Each line containing the word "this" must be reported.

━━━━━ Material provided

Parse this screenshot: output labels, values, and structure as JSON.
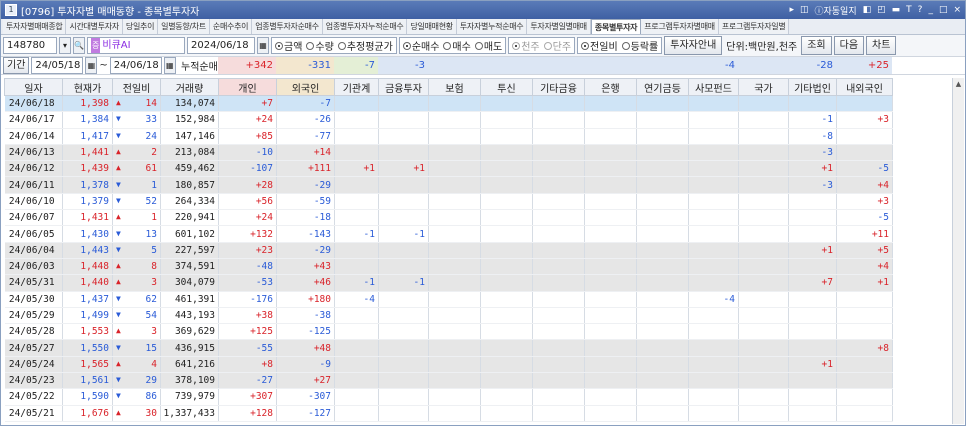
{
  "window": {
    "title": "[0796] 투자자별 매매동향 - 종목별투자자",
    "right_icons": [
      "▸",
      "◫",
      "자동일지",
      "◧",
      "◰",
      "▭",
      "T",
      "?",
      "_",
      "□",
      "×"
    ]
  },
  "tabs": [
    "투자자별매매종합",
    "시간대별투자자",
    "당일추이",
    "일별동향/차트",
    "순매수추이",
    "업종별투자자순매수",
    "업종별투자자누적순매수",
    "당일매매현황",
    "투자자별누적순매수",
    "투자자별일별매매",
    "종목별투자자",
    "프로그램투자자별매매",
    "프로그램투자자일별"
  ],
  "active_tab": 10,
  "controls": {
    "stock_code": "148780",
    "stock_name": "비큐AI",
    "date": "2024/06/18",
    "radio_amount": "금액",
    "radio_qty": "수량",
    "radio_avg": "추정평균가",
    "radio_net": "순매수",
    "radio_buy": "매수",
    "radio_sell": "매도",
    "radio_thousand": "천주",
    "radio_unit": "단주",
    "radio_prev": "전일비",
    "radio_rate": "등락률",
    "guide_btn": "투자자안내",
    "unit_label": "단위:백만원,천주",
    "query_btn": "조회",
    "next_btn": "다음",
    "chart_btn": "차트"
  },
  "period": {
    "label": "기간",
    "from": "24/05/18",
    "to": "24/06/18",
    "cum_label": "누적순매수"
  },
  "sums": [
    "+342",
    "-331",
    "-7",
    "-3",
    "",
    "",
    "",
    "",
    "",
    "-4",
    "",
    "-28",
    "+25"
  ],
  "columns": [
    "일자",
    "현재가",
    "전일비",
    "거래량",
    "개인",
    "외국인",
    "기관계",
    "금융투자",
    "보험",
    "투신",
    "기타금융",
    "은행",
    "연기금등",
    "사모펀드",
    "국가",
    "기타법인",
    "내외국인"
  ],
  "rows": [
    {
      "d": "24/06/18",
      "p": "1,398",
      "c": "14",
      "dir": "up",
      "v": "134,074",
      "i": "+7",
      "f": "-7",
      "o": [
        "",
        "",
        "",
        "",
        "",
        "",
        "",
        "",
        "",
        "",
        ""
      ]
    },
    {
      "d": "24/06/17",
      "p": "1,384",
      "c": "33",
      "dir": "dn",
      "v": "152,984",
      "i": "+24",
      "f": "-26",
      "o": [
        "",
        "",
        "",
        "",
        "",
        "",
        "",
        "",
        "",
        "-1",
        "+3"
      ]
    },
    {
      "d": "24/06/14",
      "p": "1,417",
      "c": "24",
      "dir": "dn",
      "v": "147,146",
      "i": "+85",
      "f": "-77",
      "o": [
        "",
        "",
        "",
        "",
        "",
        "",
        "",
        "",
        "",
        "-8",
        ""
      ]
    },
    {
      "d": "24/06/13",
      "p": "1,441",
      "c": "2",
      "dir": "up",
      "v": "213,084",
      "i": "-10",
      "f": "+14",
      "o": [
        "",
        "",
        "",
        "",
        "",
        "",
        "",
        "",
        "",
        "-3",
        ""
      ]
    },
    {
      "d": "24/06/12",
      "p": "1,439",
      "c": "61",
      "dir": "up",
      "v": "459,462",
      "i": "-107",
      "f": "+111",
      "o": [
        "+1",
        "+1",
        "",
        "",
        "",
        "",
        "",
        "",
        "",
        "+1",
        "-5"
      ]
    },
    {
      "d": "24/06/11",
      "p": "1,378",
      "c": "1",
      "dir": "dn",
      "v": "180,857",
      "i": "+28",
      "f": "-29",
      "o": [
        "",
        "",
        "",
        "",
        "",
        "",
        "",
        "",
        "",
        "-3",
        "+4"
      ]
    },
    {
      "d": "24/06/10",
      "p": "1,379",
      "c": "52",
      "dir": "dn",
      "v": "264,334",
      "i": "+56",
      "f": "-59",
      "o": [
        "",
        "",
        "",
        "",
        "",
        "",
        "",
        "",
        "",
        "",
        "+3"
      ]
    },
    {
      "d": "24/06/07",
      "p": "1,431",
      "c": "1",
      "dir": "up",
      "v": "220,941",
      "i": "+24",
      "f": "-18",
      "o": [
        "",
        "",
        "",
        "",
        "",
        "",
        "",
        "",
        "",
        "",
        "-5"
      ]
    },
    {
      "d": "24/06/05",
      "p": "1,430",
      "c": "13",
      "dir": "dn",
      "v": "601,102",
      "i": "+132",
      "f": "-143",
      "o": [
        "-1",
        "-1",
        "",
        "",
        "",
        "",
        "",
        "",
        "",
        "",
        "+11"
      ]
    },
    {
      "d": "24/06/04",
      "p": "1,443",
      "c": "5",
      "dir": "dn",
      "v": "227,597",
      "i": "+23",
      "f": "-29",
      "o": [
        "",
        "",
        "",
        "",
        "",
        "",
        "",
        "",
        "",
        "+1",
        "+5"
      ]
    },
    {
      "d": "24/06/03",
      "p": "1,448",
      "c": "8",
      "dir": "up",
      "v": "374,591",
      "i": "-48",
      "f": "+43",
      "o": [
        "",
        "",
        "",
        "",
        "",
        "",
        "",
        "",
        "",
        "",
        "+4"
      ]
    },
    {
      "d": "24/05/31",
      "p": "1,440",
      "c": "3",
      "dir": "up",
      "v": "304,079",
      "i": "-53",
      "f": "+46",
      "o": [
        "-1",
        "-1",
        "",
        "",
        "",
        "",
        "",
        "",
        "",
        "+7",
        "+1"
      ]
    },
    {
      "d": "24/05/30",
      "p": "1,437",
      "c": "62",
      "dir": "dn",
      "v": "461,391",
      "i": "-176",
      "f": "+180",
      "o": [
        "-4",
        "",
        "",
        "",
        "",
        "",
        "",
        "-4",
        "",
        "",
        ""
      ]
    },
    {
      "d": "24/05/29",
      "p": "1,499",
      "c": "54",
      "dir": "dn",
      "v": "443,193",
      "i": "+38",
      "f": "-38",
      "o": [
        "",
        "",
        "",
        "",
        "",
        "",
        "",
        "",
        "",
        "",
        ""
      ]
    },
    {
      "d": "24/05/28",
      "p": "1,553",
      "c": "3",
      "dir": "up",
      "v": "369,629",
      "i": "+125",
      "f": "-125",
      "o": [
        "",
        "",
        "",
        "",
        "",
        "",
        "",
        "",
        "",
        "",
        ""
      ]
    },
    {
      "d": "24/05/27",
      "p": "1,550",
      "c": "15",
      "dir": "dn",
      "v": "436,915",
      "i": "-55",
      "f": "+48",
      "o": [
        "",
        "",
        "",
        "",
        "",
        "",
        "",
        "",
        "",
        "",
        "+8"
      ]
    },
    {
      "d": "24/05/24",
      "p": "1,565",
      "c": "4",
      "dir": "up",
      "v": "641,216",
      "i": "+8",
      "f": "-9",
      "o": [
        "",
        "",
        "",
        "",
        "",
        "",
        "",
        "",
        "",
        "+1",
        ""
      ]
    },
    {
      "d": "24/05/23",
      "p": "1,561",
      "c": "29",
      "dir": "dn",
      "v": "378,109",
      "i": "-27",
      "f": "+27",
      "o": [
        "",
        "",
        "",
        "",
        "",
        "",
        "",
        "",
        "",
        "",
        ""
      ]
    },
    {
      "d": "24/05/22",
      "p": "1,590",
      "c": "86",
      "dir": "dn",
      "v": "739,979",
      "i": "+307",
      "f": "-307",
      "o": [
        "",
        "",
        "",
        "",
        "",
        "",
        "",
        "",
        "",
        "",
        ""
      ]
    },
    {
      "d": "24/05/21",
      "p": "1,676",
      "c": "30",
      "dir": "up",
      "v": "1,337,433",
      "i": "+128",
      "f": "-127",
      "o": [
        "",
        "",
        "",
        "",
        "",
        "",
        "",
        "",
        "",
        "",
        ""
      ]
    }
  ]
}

━━━━━━━━━━
━━━━━ Material provided

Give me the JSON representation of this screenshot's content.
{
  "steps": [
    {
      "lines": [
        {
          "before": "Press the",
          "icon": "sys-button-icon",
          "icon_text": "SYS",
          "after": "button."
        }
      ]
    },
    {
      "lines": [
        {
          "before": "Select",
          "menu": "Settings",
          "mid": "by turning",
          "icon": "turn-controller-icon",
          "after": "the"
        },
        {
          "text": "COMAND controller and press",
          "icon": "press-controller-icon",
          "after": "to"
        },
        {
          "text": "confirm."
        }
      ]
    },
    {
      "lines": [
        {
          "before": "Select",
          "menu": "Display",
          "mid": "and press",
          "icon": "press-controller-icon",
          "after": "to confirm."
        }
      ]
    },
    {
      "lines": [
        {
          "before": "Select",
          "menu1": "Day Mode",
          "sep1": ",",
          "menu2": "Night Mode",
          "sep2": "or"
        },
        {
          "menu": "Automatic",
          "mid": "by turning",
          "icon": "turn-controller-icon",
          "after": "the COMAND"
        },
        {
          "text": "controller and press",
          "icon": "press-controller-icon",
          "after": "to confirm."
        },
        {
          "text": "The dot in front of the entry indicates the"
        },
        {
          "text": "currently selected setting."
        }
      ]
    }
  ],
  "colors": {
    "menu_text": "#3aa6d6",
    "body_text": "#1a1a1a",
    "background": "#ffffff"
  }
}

━━━━━━━━━━
━━━━━ Material provided

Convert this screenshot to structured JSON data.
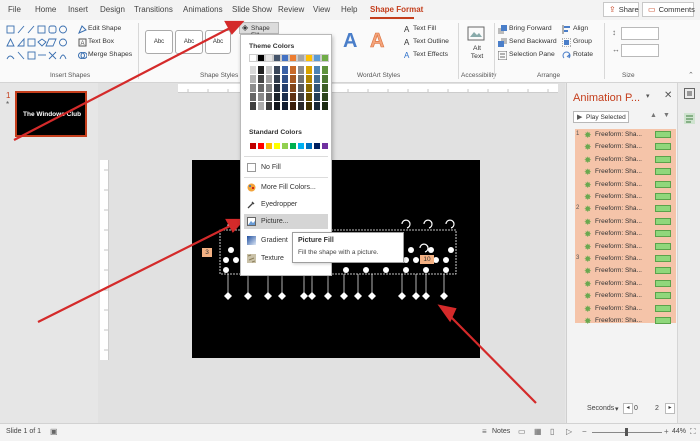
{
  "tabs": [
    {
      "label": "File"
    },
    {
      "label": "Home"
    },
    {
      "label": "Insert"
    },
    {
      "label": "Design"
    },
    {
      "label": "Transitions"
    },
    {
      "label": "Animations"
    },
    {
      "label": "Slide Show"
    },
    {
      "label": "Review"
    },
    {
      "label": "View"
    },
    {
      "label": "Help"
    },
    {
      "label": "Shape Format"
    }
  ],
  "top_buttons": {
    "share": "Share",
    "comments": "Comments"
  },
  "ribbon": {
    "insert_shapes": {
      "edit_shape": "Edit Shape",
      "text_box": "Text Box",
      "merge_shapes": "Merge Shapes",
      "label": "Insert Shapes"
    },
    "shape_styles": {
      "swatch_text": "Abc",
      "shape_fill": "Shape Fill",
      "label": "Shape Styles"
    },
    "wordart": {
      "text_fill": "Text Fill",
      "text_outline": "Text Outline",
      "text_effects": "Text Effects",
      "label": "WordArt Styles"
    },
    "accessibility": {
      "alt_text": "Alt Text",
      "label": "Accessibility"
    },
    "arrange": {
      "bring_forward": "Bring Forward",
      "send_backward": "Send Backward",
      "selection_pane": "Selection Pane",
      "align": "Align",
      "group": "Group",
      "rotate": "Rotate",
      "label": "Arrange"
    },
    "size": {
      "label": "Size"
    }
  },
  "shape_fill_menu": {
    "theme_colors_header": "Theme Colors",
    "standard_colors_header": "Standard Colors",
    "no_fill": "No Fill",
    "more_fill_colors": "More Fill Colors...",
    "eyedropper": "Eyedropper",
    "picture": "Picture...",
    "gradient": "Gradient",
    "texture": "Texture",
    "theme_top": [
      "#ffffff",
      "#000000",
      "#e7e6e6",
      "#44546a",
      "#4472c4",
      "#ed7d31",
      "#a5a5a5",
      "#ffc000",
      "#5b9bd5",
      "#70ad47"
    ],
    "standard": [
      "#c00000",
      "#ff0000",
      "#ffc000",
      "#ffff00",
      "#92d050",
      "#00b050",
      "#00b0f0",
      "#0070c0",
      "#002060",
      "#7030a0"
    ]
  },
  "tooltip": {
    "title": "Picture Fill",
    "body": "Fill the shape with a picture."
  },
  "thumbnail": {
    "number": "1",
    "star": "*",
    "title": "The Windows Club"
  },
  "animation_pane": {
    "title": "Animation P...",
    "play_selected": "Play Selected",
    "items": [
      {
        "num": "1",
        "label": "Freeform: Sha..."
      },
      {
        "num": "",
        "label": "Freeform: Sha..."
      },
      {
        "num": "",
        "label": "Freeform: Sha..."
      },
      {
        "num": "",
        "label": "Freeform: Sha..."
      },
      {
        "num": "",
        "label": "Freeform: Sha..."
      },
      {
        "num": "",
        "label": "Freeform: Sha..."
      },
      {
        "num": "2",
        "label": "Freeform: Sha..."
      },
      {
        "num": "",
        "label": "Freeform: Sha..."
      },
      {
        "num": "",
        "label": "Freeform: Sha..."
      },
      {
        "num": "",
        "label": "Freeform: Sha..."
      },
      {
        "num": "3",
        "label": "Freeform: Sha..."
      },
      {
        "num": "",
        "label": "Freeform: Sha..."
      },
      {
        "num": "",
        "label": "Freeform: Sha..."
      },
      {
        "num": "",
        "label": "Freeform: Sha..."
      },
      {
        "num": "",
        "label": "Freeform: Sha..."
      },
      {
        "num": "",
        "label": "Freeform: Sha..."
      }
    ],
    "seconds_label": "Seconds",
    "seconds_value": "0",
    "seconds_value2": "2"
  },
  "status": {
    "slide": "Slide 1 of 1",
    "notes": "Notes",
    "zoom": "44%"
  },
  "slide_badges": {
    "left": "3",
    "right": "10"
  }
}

━━━━━━━━━━

- _The solution_:
Parse this screenshot: output labels, values, and structure as JSON.
Give me the JSON representation of this screenshot's content.
Convert this screenshot to structured JSON data.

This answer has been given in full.